THE PROBLEM » Locate and copy all lines bearing the word "trend".
— start TASK INPUTS —
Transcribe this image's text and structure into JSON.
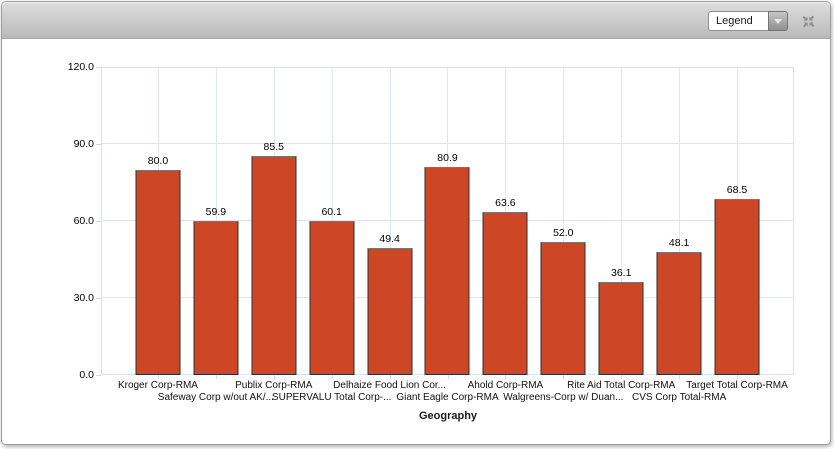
{
  "toolbar": {
    "legend_label": "Legend",
    "dropdown_icon": "chevron-down",
    "restore_icon": "collapse-arrows",
    "icon_color": "#8d8d8d"
  },
  "chart_data": {
    "type": "bar",
    "title": "",
    "xlabel": "Geography",
    "ylabel": "",
    "ylim": [
      0,
      120
    ],
    "yticks": [
      120,
      90,
      60,
      30,
      0
    ],
    "grid": true,
    "legend_position": "none",
    "data_labels": true,
    "categories": [
      "Kroger Corp-RMA",
      "Safeway Corp w/out AK/...",
      "Publix Corp-RMA",
      "SUPERVALU Total Corp-...",
      "Delhaize Food Lion Cor...",
      "Giant Eagle Corp-RMA",
      "Ahold Corp-RMA",
      "Walgreens-Corp w/ Duan...",
      "Rite Aid Total Corp-RMA",
      "CVS Corp Total-RMA",
      "Target Total Corp-RMA"
    ],
    "values": [
      80.0,
      59.9,
      85.5,
      60.1,
      49.4,
      80.9,
      63.6,
      52.0,
      36.1,
      48.1,
      68.5
    ],
    "bar_color": "#cd4727",
    "bar_border_color": "#2e2e2e",
    "grid_color": "#dbe7f6"
  }
}
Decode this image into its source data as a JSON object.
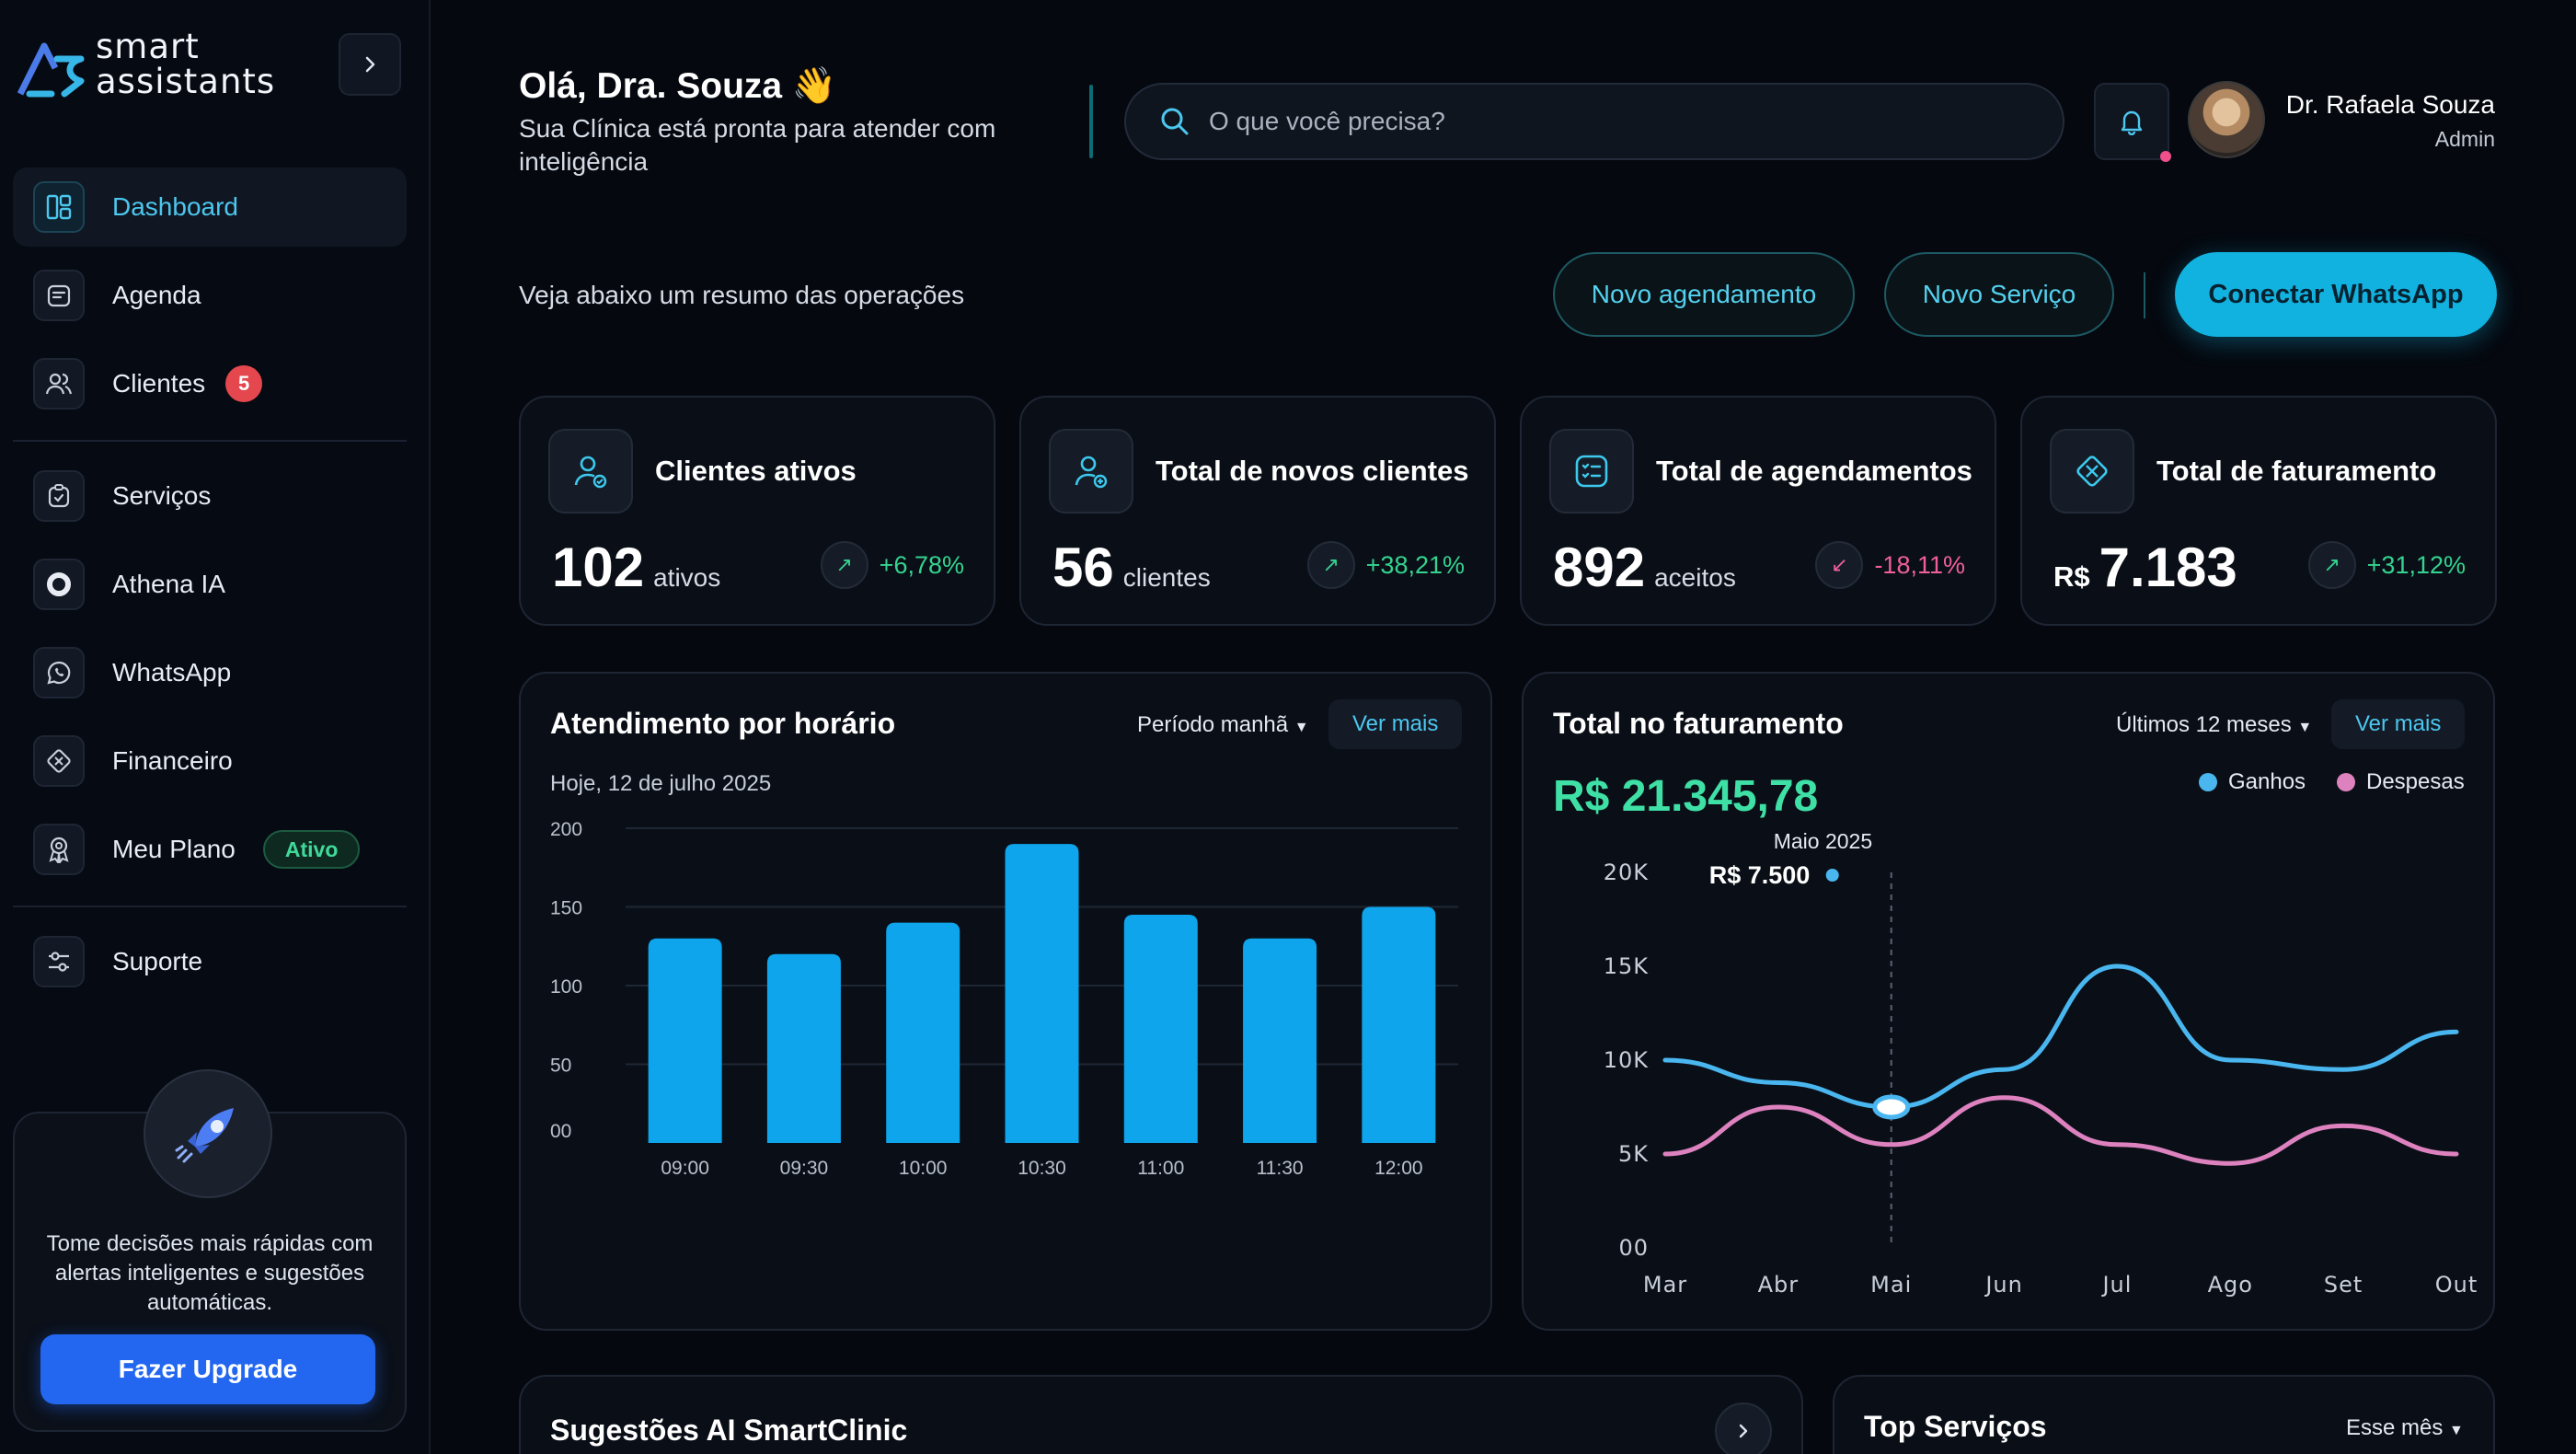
{
  "brand": {
    "line1": "smart",
    "line2": "assistants"
  },
  "sidebar": {
    "items": [
      {
        "label": "Dashboard",
        "icon": "dashboard-icon",
        "active": true
      },
      {
        "label": "Agenda",
        "icon": "calendar-icon"
      },
      {
        "label": "Clientes",
        "icon": "users-icon",
        "badge": "5"
      },
      {
        "label": "Serviços",
        "icon": "clipboard-icon"
      },
      {
        "label": "Athena IA",
        "icon": "ai-ring-icon"
      },
      {
        "label": "WhatsApp",
        "icon": "whatsapp-icon"
      },
      {
        "label": "Financeiro",
        "icon": "finance-icon"
      },
      {
        "label": "Meu Plano",
        "icon": "plan-icon",
        "badge": "Ativo"
      },
      {
        "label": "Suporte",
        "icon": "sliders-icon"
      }
    ],
    "upgrade": {
      "text": "Tome decisões mais rápidas com alertas inteligentes e sugestões automáticas.",
      "button": "Fazer Upgrade"
    }
  },
  "header": {
    "greeting": "Olá, Dra. Souza 👋",
    "subtitle": "Sua Clínica está pronta para atender com inteligência",
    "search_placeholder": "O que você precisa?",
    "user_name": "Dr. Rafaela Souza",
    "user_role": "Admin"
  },
  "actions": {
    "summary": "Veja abaixo um resumo das operações",
    "novo_agendamento": "Novo agendamento",
    "novo_servico": "Novo Serviço",
    "whatsapp": "Conectar WhatsApp"
  },
  "stats": [
    {
      "title": "Clientes ativos",
      "value": "102",
      "unit": "ativos",
      "trend": "+6,78%",
      "dir": "up",
      "icon": "user-check-icon"
    },
    {
      "title": "Total de novos clientes",
      "value": "56",
      "unit": "clientes",
      "trend": "+38,21%",
      "dir": "up",
      "icon": "user-plus-icon"
    },
    {
      "title": "Total de agendamentos",
      "value": "892",
      "unit": "aceitos",
      "trend": "-18,11%",
      "dir": "down",
      "icon": "checklist-icon"
    },
    {
      "title": "Total de faturamento",
      "currency": "R$",
      "value": "7.183",
      "trend": "+31,12%",
      "dir": "up",
      "icon": "diamond-icon"
    }
  ],
  "attendance": {
    "title": "Atendimento por horário",
    "filter": "Período manhã",
    "ver_mais": "Ver mais",
    "date": "Hoje, 12 de julho 2025"
  },
  "revenue": {
    "title": "Total no faturamento",
    "filter": "Últimos 12 meses",
    "ver_mais": "Ver mais",
    "total": "R$ 21.345,78",
    "tooltip_month": "Maio 2025",
    "tooltip_value": "R$ 7.500",
    "legend_gains": "Ganhos",
    "legend_expenses": "Despesas"
  },
  "bottom": {
    "suggestions_title": "Sugestões AI SmartClinic",
    "top_services_title": "Top Serviços",
    "top_services_filter": "Esse mês"
  },
  "colors": {
    "accent": "#11b2df",
    "bar": "#0ea5ec",
    "gains": "#4ab6ef",
    "expenses": "#dd82bf",
    "positive": "#34d38f",
    "negative": "#ef5f9a"
  },
  "chart_data": [
    {
      "type": "bar",
      "title": "Atendimento por horário",
      "categories": [
        "09:00",
        "09:30",
        "10:00",
        "10:30",
        "11:00",
        "11:30",
        "12:00"
      ],
      "values": [
        130,
        120,
        140,
        190,
        145,
        130,
        150
      ],
      "ytick_labels": [
        "200",
        "150",
        "100",
        "50",
        "00"
      ],
      "yticks": [
        200,
        150,
        100,
        50,
        0
      ],
      "ylim": [
        0,
        200
      ],
      "grid": true
    },
    {
      "type": "line",
      "title": "Total no faturamento",
      "x": [
        "Mar",
        "Abr",
        "Mai",
        "Jun",
        "Jul",
        "Ago",
        "Set",
        "Out"
      ],
      "series": [
        {
          "name": "Ganhos",
          "values": [
            10000,
            8800,
            7500,
            9500,
            15000,
            10000,
            9500,
            11500
          ]
        },
        {
          "name": "Despesas",
          "values": [
            5000,
            7500,
            5500,
            8000,
            5500,
            4500,
            6500,
            5000
          ]
        }
      ],
      "ytick_labels": [
        "20K",
        "15K",
        "10K",
        "5K",
        "00"
      ],
      "yticks": [
        20000,
        15000,
        10000,
        5000,
        0
      ],
      "ylim": [
        0,
        20000
      ],
      "highlight": {
        "x": "Mai",
        "value": 7500
      },
      "legend": "top-right"
    }
  ]
}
— end TASK INPUTS —
CORRECT OUTPUT »
      "trend": "+6,78%",
      "trend": "+38,21%",
      "trend": "-18,11%",
      "trend": "+31,12%",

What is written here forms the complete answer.